— begin —

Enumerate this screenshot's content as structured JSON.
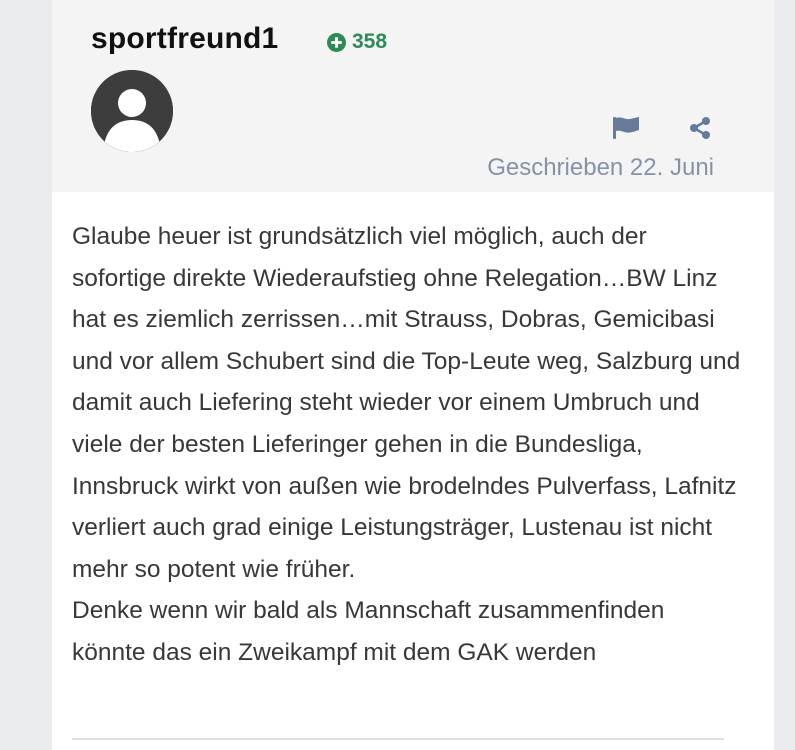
{
  "post": {
    "author": "sportfreund1",
    "reputation": "358",
    "posted_label": "Geschrieben 22. Juni",
    "paragraphs": [
      "Glaube heuer ist grundsätzlich viel möglich, auch der sofortige direkte Wiederaufstieg ohne Relegation…BW Linz hat es ziemlich zerrissen…mit Strauss, Dobras, Gemicibasi und vor allem Schubert sind die Top-Leute weg, Salzburg und damit auch Liefering steht wieder vor einem Umbruch und viele der besten Lieferinger gehen in die Bundesliga, Innsbruck wirkt von außen wie brodelndes Pulverfass, Lafnitz verliert auch grad einige Leistungsträger,  Lustenau ist nicht mehr so potent wie früher.",
      "Denke wenn wir bald als Mannschaft zusammenfinden könnte das ein Zweikampf mit dem GAK werden"
    ]
  },
  "icons": {
    "reputation": "plus-circle-icon",
    "report": "flag-icon",
    "share": "share-icon",
    "avatar": "default-user-avatar"
  },
  "colors": {
    "reputation": "#2e8b57",
    "icon": "#667a99",
    "date": "#8592a8",
    "text": "#383838"
  }
}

— end —

# [Requirement]
Repeat everything in the records precisely. Images are excluded from the copy.

# [Correct output]
Enumerate this screenshot's content as structured JSON.
{
  "post": {
    "author": "sportfreund1",
    "reputation": "358",
    "posted_label": "Geschrieben 22. Juni",
    "paragraphs": [
      "Glaube heuer ist grundsätzlich viel möglich, auch der sofortige direkte Wiederaufstieg ohne Relegation…BW Linz hat es ziemlich zerrissen…mit Strauss, Dobras, Gemicibasi und vor allem Schubert sind die Top-Leute weg, Salzburg und damit auch Liefering steht wieder vor einem Umbruch und viele der besten Lieferinger gehen in die Bundesliga, Innsbruck wirkt von außen wie brodelndes Pulverfass, Lafnitz verliert auch grad einige Leistungsträger,  Lustenau ist nicht mehr so potent wie früher.",
      "Denke wenn wir bald als Mannschaft zusammenfinden könnte das ein Zweikampf mit dem GAK werden"
    ]
  },
  "icons": {
    "reputation": "plus-circle-icon",
    "report": "flag-icon",
    "share": "share-icon",
    "avatar": "default-user-avatar"
  },
  "colors": {
    "reputation": "#2e8b57",
    "icon": "#667a99",
    "date": "#8592a8",
    "text": "#383838"
  }
}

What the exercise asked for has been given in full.